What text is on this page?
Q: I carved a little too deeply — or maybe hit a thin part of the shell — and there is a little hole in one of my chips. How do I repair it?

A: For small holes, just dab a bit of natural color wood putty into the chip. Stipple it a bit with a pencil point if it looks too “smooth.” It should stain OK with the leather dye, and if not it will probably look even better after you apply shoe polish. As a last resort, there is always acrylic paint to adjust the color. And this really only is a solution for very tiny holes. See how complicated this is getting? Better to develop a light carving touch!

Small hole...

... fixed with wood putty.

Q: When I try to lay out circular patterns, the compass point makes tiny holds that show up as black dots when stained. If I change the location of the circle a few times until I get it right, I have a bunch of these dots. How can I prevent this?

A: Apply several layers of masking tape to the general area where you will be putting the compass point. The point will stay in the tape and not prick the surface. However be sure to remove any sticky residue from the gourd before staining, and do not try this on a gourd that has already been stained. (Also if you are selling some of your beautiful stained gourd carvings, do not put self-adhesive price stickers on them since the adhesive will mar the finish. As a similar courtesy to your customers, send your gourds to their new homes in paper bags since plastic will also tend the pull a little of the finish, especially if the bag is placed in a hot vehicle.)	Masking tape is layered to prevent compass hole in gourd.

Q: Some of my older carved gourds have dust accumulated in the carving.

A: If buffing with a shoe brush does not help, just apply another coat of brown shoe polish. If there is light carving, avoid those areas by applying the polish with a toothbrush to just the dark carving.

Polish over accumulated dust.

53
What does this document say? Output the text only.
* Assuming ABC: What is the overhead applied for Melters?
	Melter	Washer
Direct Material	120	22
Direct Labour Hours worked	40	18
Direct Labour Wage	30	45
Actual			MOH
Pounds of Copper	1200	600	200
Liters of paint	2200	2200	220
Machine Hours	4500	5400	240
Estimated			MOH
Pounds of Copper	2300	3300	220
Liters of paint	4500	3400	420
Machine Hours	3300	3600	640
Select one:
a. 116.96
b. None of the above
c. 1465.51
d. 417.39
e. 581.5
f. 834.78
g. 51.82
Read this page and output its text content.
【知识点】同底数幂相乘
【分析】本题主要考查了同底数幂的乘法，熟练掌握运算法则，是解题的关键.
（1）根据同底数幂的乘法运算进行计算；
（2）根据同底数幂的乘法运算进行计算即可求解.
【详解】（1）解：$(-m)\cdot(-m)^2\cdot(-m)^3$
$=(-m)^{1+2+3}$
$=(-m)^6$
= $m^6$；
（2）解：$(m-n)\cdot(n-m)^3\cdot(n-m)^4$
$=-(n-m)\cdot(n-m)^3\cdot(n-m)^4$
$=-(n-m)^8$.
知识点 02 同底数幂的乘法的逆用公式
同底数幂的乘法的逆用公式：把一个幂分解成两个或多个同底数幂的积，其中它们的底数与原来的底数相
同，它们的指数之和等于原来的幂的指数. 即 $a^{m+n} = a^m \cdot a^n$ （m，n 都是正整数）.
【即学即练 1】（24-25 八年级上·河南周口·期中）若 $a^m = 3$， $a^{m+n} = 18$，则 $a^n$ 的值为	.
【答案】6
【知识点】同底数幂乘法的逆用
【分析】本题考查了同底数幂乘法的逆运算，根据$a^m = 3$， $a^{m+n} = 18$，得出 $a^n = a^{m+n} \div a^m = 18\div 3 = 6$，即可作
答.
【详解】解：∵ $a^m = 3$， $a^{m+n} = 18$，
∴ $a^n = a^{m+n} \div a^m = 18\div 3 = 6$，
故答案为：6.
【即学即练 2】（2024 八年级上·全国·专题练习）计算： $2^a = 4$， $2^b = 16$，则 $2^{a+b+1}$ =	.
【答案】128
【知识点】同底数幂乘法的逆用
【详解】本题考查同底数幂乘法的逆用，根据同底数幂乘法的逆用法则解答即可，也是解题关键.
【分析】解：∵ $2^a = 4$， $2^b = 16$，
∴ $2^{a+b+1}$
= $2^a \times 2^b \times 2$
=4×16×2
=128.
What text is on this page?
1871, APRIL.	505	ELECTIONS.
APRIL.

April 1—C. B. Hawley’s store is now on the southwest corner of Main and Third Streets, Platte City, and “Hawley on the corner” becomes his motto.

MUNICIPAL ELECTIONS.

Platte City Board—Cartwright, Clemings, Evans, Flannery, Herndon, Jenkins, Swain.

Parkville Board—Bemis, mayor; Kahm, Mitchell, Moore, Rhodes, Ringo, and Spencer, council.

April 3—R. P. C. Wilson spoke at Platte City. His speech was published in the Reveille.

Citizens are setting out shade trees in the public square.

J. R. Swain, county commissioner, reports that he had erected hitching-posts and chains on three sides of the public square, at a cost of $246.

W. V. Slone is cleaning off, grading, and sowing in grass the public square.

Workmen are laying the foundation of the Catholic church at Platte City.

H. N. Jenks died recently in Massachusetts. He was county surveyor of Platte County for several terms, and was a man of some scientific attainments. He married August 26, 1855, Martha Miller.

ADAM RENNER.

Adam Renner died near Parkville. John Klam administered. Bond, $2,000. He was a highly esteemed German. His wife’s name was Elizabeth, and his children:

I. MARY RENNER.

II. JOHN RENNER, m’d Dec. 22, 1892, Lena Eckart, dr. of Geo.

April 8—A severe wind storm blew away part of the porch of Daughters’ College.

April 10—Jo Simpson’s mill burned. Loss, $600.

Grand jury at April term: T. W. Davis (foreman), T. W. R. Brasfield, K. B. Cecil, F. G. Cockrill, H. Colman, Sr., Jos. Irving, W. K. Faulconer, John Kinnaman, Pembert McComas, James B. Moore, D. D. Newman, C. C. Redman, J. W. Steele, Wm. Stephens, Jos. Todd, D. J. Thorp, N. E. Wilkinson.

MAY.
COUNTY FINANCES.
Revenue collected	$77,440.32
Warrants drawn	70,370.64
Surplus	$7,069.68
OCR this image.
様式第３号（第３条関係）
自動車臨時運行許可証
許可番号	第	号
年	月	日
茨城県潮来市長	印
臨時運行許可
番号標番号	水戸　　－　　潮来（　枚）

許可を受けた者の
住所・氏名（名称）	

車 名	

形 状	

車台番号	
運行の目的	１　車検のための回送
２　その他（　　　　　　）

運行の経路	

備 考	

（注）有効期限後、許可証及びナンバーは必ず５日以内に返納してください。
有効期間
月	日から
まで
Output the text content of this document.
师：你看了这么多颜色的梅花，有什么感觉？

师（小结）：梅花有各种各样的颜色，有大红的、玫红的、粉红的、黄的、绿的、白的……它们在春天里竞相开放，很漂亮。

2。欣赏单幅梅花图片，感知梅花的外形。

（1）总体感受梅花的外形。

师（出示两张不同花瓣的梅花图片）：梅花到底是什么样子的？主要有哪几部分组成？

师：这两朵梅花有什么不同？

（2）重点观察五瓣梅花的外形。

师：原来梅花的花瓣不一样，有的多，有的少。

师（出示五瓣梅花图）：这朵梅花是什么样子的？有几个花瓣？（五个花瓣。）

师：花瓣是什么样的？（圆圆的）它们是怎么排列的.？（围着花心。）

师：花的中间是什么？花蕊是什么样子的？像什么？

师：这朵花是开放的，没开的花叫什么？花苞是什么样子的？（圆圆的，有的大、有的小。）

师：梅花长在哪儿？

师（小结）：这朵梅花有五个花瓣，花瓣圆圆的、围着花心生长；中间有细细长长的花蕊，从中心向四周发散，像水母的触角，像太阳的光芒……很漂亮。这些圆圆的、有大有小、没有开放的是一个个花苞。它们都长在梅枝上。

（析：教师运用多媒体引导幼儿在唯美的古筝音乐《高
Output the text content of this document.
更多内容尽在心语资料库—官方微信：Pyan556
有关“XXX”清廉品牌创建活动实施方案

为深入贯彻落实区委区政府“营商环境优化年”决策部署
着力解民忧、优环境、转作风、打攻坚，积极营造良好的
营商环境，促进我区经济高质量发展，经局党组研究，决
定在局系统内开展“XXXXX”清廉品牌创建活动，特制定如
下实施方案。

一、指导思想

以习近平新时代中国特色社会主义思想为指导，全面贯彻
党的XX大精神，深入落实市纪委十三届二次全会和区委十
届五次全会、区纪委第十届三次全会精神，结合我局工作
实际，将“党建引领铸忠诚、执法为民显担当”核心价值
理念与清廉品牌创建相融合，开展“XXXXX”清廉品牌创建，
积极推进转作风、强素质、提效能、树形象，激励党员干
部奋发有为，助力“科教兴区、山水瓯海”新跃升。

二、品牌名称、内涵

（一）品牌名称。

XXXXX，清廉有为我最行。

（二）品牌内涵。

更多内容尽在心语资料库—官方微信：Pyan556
══════════
Your objective.
Look for lines containing the string "that" and copy them all.

Solution for this exercise.
Q: When I try to lay out circular patterns, the compass point makes tiny holds that show up as black dots when stained. If I change the location of the circle a few times until I get it right, I have a bunch of these dots. How can I prevent this?
A: Apply several layers of masking tape to the general area where you will be putting the compass point. The point will stay in the tape and not prick the surface. However be sure to remove any sticky residue from the gourd before staining, and do not try this on a gourd that has already been stained. (Also if you are selling some of your beautiful stained gourd carvings, do not put self-adhesive price stickers on them since the adhesive will mar the finish. As a similar courtesy to your customers, send your gourds to their new homes in paper bags since plastic will also tend the pull a little of the finish, especially if the bag is placed in a hot vehicle.)	Masking tape is layered to prevent compass hole in gourd.
J. R. Swain, county commissioner, reports that he had erected hitching-posts and chains on three sides of the public square, at a cost of $246.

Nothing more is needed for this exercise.